◆ Listed entries ◆

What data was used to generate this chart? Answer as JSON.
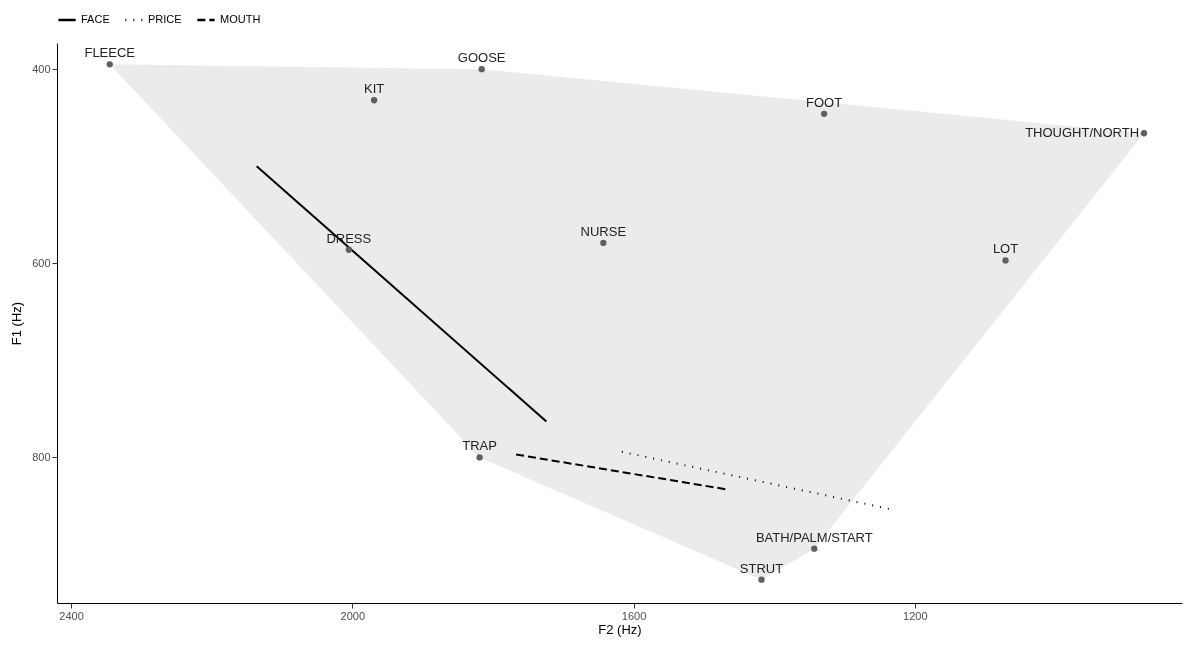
{
  "chart_data": {
    "type": "scatter",
    "xlabel": "F2 (Hz)",
    "ylabel": "F1 (Hz)",
    "xlim": [
      2420,
      820
    ],
    "ylim": [
      950,
      373
    ],
    "xticks": [
      2400,
      2000,
      1600,
      1200
    ],
    "yticks": [
      400,
      600,
      800
    ],
    "grid": false,
    "legend": "top",
    "series": [
      {
        "type": "area",
        "color": "#ebebeb",
        "x": [
          2345,
          1816,
          874,
          1343,
          1418,
          1819
        ],
        "values": [
          395,
          400,
          466,
          894,
          926,
          800
        ]
      },
      {
        "type": "line",
        "name": "FACE",
        "color": "#000000",
        "line_style": "solid",
        "x": [
          1724,
          2136
        ],
        "values": [
          763,
          500
        ]
      },
      {
        "type": "line",
        "name": "PRICE",
        "color": "#000000",
        "line_style": "dotted",
        "x": [
          1237,
          1618
        ],
        "values": [
          853,
          794
        ]
      },
      {
        "type": "line",
        "name": "MOUTH",
        "color": "#000000",
        "line_style": "dashed",
        "x": [
          1767,
          1467
        ],
        "values": [
          797,
          833
        ]
      },
      {
        "color": "#5f5f5f",
        "marker": "circle",
        "x": [
          2345,
          1816,
          1969,
          2005,
          1643,
          1329,
          874,
          1071,
          1819,
          1343,
          1418
        ],
        "values": [
          395,
          400,
          432,
          586,
          579,
          446,
          466,
          597,
          800,
          894,
          926
        ]
      }
    ],
    "annotations": [
      {
        "text": "FLEECE",
        "x": 2345,
        "y": 395
      },
      {
        "text": "GOOSE",
        "x": 1816,
        "y": 400
      },
      {
        "text": "KIT",
        "x": 1969,
        "y": 432
      },
      {
        "text": "DRESS",
        "x": 2005,
        "y": 586
      },
      {
        "text": "NURSE",
        "x": 1643,
        "y": 579
      },
      {
        "text": "FOOT",
        "x": 1329,
        "y": 446
      },
      {
        "text": "THOUGHT/NORTH",
        "x": 874,
        "y": 466
      },
      {
        "text": "LOT",
        "x": 1071,
        "y": 597
      },
      {
        "text": "TRAP",
        "x": 1819,
        "y": 800
      },
      {
        "text": "BATH/PALM/START",
        "x": 1343,
        "y": 894
      },
      {
        "text": "STRUT",
        "x": 1418,
        "y": 926
      }
    ]
  }
}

◆ Requirements ◆
Make an exact copy of the data, leaving its pictures out.

◆ Solution ◆
What data was used to generate this chart? Answer as JSON.
{
  "chart_data": {
    "type": "scatter",
    "xlabel": "F2 (Hz)",
    "ylabel": "F1 (Hz)",
    "xlim": [
      2420,
      820
    ],
    "ylim": [
      950,
      373
    ],
    "xticks": [
      2400,
      2000,
      1600,
      1200
    ],
    "yticks": [
      400,
      600,
      800
    ],
    "grid": false,
    "legend": "top",
    "series": [
      {
        "type": "area",
        "color": "#ebebeb",
        "x": [
          2345,
          1816,
          874,
          1343,
          1418,
          1819
        ],
        "values": [
          395,
          400,
          466,
          894,
          926,
          800
        ]
      },
      {
        "type": "line",
        "name": "FACE",
        "color": "#000000",
        "line_style": "solid",
        "x": [
          1724,
          2136
        ],
        "values": [
          763,
          500
        ]
      },
      {
        "type": "line",
        "name": "PRICE",
        "color": "#000000",
        "line_style": "dotted",
        "x": [
          1237,
          1618
        ],
        "values": [
          853,
          794
        ]
      },
      {
        "type": "line",
        "name": "MOUTH",
        "color": "#000000",
        "line_style": "dashed",
        "x": [
          1767,
          1467
        ],
        "values": [
          797,
          833
        ]
      },
      {
        "color": "#5f5f5f",
        "marker": "circle",
        "x": [
          2345,
          1816,
          1969,
          2005,
          1643,
          1329,
          874,
          1071,
          1819,
          1343,
          1418
        ],
        "values": [
          395,
          400,
          432,
          586,
          579,
          446,
          466,
          597,
          800,
          894,
          926
        ]
      }
    ],
    "annotations": [
      {
        "text": "FLEECE",
        "x": 2345,
        "y": 395
      },
      {
        "text": "GOOSE",
        "x": 1816,
        "y": 400
      },
      {
        "text": "KIT",
        "x": 1969,
        "y": 432
      },
      {
        "text": "DRESS",
        "x": 2005,
        "y": 586
      },
      {
        "text": "NURSE",
        "x": 1643,
        "y": 579
      },
      {
        "text": "FOOT",
        "x": 1329,
        "y": 446
      },
      {
        "text": "THOUGHT/NORTH",
        "x": 874,
        "y": 466
      },
      {
        "text": "LOT",
        "x": 1071,
        "y": 597
      },
      {
        "text": "TRAP",
        "x": 1819,
        "y": 800
      },
      {
        "text": "BATH/PALM/START",
        "x": 1343,
        "y": 894
      },
      {
        "text": "STRUT",
        "x": 1418,
        "y": 926
      }
    ]
  }
}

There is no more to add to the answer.